*Challenge*:
Gather all lines containing the string "name" and copy them out.

[Stored items from a collection]
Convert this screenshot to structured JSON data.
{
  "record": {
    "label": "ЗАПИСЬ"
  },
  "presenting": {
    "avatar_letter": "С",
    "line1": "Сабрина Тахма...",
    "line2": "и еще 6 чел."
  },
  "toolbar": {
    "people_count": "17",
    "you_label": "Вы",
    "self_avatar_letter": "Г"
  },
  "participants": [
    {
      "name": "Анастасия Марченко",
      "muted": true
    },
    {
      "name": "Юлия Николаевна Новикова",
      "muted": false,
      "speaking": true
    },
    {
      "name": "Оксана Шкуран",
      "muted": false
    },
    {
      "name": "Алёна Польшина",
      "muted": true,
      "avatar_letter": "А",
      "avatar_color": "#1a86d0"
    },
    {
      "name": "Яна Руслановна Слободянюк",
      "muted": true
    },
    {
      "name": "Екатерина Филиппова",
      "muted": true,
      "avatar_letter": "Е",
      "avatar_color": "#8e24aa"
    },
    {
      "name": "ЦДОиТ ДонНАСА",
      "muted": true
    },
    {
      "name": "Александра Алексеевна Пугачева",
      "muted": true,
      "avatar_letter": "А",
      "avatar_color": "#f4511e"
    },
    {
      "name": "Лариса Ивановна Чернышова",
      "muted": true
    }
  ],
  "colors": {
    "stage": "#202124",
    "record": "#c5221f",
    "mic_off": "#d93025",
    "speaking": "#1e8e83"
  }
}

*Answer to the problem*:
      "name": "Анастасия Марченко",
      "name": "Юлия Николаевна Новикова",
      "name": "Оксана Шкуран",
      "name": "Алёна Польшина",
      "name": "Яна Руслановна Слободянюк",
      "name": "Екатерина Филиппова",
      "name": "ЦДОиТ ДонНАСА",
      "name": "Александра Алексеевна Пугачева",
      "name": "Лариса Ивановна Чернышова",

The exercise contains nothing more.